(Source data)
## begin
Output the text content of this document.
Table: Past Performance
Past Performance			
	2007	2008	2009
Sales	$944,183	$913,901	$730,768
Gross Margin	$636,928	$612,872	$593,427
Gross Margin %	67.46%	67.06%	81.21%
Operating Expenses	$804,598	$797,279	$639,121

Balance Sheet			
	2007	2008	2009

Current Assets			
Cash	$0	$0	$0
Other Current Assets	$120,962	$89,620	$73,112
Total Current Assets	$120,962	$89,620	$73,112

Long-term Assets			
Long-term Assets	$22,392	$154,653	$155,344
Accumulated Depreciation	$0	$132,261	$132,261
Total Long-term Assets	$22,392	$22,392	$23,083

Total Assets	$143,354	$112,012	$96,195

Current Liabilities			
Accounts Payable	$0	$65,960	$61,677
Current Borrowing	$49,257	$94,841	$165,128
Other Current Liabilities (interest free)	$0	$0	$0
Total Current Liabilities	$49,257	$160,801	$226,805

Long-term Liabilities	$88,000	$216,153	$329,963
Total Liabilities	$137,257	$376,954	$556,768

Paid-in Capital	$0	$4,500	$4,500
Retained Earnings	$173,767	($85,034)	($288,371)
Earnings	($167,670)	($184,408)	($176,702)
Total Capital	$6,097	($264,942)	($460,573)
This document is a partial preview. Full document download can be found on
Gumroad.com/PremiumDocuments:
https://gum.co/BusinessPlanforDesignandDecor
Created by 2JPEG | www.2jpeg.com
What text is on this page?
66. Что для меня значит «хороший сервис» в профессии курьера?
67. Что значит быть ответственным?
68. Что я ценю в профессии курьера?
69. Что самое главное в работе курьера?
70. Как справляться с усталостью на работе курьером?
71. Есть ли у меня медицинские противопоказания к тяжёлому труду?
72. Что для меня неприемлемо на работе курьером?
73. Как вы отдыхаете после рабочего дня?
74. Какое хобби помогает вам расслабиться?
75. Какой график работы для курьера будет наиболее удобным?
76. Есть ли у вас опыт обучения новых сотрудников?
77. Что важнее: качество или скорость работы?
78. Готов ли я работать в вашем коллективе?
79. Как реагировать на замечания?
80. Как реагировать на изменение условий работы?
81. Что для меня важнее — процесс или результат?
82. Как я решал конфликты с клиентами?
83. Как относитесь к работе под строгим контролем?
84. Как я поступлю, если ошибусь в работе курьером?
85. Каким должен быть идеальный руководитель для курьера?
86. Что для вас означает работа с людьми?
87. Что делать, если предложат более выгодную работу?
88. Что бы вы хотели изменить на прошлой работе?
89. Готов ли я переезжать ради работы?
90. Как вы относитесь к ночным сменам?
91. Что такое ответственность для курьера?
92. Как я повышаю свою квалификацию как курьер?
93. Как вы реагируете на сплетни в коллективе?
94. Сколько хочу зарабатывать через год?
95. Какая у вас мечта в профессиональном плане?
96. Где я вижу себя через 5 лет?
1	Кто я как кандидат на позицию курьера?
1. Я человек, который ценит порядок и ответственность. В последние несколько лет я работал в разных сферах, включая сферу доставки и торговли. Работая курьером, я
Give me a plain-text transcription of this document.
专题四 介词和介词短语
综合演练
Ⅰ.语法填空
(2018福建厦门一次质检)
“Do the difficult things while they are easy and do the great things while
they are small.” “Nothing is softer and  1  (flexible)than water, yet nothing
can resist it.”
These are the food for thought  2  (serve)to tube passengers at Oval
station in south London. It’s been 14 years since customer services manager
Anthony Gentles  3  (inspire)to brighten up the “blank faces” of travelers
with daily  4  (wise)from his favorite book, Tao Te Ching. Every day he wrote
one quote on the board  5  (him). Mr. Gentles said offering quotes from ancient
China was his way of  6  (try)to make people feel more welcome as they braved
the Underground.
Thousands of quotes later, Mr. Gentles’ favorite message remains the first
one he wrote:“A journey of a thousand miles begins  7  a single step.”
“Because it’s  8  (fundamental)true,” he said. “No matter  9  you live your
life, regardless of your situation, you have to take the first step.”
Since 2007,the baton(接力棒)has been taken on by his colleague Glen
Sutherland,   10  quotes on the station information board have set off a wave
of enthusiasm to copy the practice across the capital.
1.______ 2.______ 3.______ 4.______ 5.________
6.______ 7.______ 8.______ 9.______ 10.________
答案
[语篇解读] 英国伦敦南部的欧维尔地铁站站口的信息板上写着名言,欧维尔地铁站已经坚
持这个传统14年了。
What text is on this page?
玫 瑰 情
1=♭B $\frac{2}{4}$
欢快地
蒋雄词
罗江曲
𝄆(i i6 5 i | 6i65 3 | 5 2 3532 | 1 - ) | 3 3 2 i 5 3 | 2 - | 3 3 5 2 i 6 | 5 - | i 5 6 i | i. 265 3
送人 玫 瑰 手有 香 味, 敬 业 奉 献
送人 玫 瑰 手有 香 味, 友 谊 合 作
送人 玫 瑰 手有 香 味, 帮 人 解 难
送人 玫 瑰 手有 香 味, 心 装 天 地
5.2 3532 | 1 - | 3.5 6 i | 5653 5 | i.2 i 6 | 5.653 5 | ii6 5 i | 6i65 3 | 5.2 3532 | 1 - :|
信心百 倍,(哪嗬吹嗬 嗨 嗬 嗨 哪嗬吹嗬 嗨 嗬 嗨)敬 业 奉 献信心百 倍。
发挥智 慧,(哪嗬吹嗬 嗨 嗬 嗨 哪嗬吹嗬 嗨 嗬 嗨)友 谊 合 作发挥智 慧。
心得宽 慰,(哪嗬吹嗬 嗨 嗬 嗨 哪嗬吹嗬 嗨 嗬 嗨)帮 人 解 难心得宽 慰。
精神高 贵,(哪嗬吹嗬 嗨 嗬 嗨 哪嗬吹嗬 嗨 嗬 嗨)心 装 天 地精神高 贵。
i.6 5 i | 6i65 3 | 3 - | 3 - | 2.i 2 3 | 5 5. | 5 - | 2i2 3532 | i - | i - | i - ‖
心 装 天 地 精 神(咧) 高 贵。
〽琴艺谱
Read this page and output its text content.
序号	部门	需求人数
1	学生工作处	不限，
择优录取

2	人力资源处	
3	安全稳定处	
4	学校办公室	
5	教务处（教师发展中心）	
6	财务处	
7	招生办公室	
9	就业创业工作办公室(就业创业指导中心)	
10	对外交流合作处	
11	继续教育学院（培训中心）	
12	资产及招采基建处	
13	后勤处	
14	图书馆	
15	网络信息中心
## end
Exact copies of all the records are required.

> [Task response]:
Output the text content of this document.
Table: Past Performance
Past Performance			
	2007	2008	2009
Sales	$944,183	$913,901	$730,768
Gross Margin	$636,928	$612,872	$593,427
Gross Margin %	67.46%	67.06%	81.21%
Operating Expenses	$804,598	$797,279	$639,121

Balance Sheet			
	2007	2008	2009

Current Assets			
Cash	$0	$0	$0
Other Current Assets	$120,962	$89,620	$73,112
Total Current Assets	$120,962	$89,620	$73,112

Long-term Assets			
Long-term Assets	$22,392	$154,653	$155,344
Accumulated Depreciation	$0	$132,261	$132,261
Total Long-term Assets	$22,392	$22,392	$23,083

Total Assets	$143,354	$112,012	$96,195

Current Liabilities			
Accounts Payable	$0	$65,960	$61,677
Current Borrowing	$49,257	$94,841	$165,128
Other Current Liabilities (interest free)	$0	$0	$0
Total Current Liabilities	$49,257	$160,801	$226,805

Long-term Liabilities	$88,000	$216,153	$329,963
Total Liabilities	$137,257	$376,954	$556,768

Paid-in Capital	$0	$4,500	$4,500
Retained Earnings	$173,767	($85,034)	($288,371)
Earnings	($167,670)	($184,408)	($176,702)
Total Capital	$6,097	($264,942)	($460,573)
This document is a partial preview. Full document download can be found on
Gumroad.com/PremiumDocuments:
https://gum.co/BusinessPlanforDesignandDecor
Created by 2JPEG | www.2jpeg.com
What text is on this page?
66. Что для меня значит «хороший сервис» в профессии курьера?
67. Что значит быть ответственным?
68. Что я ценю в профессии курьера?
69. Что самое главное в работе курьера?
70. Как справляться с усталостью на работе курьером?
71. Есть ли у меня медицинские противопоказания к тяжёлому труду?
72. Что для меня неприемлемо на работе курьером?
73. Как вы отдыхаете после рабочего дня?
74. Какое хобби помогает вам расслабиться?
75. Какой график работы для курьера будет наиболее удобным?
76. Есть ли у вас опыт обучения новых сотрудников?
77. Что важнее: качество или скорость работы?
78. Готов ли я работать в вашем коллективе?
79. Как реагировать на замечания?
80. Как реагировать на изменение условий работы?
81. Что для меня важнее — процесс или результат?
82. Как я решал конфликты с клиентами?
83. Как относитесь к работе под строгим контролем?
84. Как я поступлю, если ошибусь в работе курьером?
85. Каким должен быть идеальный руководитель для курьера?
86. Что для вас означает работа с людьми?
87. Что делать, если предложат более выгодную работу?
88. Что бы вы хотели изменить на прошлой работе?
89. Готов ли я переезжать ради работы?
90. Как вы относитесь к ночным сменам?
91. Что такое ответственность для курьера?
92. Как я повышаю свою квалификацию как курьер?
93. Как вы реагируете на сплетни в коллективе?
94. Сколько хочу зарабатывать через год?
95. Какая у вас мечта в профессиональном плане?
96. Где я вижу себя через 5 лет?
1	Кто я как кандидат на позицию курьера?
1. Я человек, который ценит порядок и ответственность. В последние несколько лет я работал в разных сферах, включая сферу доставки и торговли. Работая курьером, я
Give me a plain-text transcription of this document.
专题四 介词和介词短语
综合演练
Ⅰ.语法填空
(2018福建厦门一次质检)
“Do the difficult things while they are easy and do the great things while
they are small.” “Nothing is softer and  1  (flexible)than water, yet nothing
can resist it.”
These are the food for thought  2  (serve)to tube passengers at Oval
station in south London. It’s been 14 years since customer services manager
Anthony Gentles  3  (inspire)to brighten up the “blank faces” of travelers
with daily  4  (wise)from his favorite book, Tao Te Ching. Every day he wrote
one quote on the board  5  (him). Mr. Gentles said offering quotes from ancient
China was his way of  6  (try)to make people feel more welcome as they braved
the Underground.
Thousands of quotes later, Mr. Gentles’ favorite message remains the first
one he wrote:“A journey of a thousand miles begins  7  a single step.”
“Because it’s  8  (fundamental)true,” he said. “No matter  9  you live your
life, regardless of your situation, you have to take the first step.”
Since 2007,the baton(接力棒)has been taken on by his colleague Glen
Sutherland,   10  quotes on the station information board have set off a wave
of enthusiasm to copy the practice across the capital.
1.______ 2.______ 3.______ 4.______ 5.________
6.______ 7.______ 8.______ 9.______ 10.________
答案
[语篇解读] 英国伦敦南部的欧维尔地铁站站口的信息板上写着名言,欧维尔地铁站已经坚
持这个传统14年了。
What text is on this page?
玫 瑰 情
1=♭B $\frac{2}{4}$
欢快地
蒋雄词
罗江曲
𝄆(i i6 5 i | 6i65 3 | 5 2 3532 | 1 - ) | 3 3 2 i 5 3 | 2 - | 3 3 5 2 i 6 | 5 - | i 5 6 i | i. 265 3
送人 玫 瑰 手有 香 味, 敬 业 奉 献
送人 玫 瑰 手有 香 味, 友 谊 合 作
送人 玫 瑰 手有 香 味, 帮 人 解 难
送人 玫 瑰 手有 香 味, 心 装 天 地
5.2 3532 | 1 - | 3.5 6 i | 5653 5 | i.2 i 6 | 5.653 5 | ii6 5 i | 6i65 3 | 5.2 3532 | 1 - :|
信心百 倍,(哪嗬吹嗬 嗨 嗬 嗨 哪嗬吹嗬 嗨 嗬 嗨)敬 业 奉 献信心百 倍。
发挥智 慧,(哪嗬吹嗬 嗨 嗬 嗨 哪嗬吹嗬 嗨 嗬 嗨)友 谊 合 作发挥智 慧。
心得宽 慰,(哪嗬吹嗬 嗨 嗬 嗨 哪嗬吹嗬 嗨 嗬 嗨)帮 人 解 难心得宽 慰。
精神高 贵,(哪嗬吹嗬 嗨 嗬 嗨 哪嗬吹嗬 嗨 嗬 嗨)心 装 天 地精神高 贵。
i.6 5 i | 6i65 3 | 3 - | 3 - | 2.i 2 3 | 5 5. | 5 - | 2i2 3532 | i - | i - | i - ‖
心 装 天 地 精 神(咧) 高 贵。
〽琴艺谱
Read this page and output its text content.
序号	部门	需求人数
1	学生工作处	不限，
择优录取

2	人力资源处	
3	安全稳定处	
4	学校办公室	
5	教务处（教师发展中心）	
6	财务处	
7	招生办公室	
9	就业创业工作办公室(就业创业指导中心)	
10	对外交流合作处	
11	继续教育学院（培训中心）	
12	资产及招采基建处	
13	后勤处	
14	图书馆	
15	网络信息中心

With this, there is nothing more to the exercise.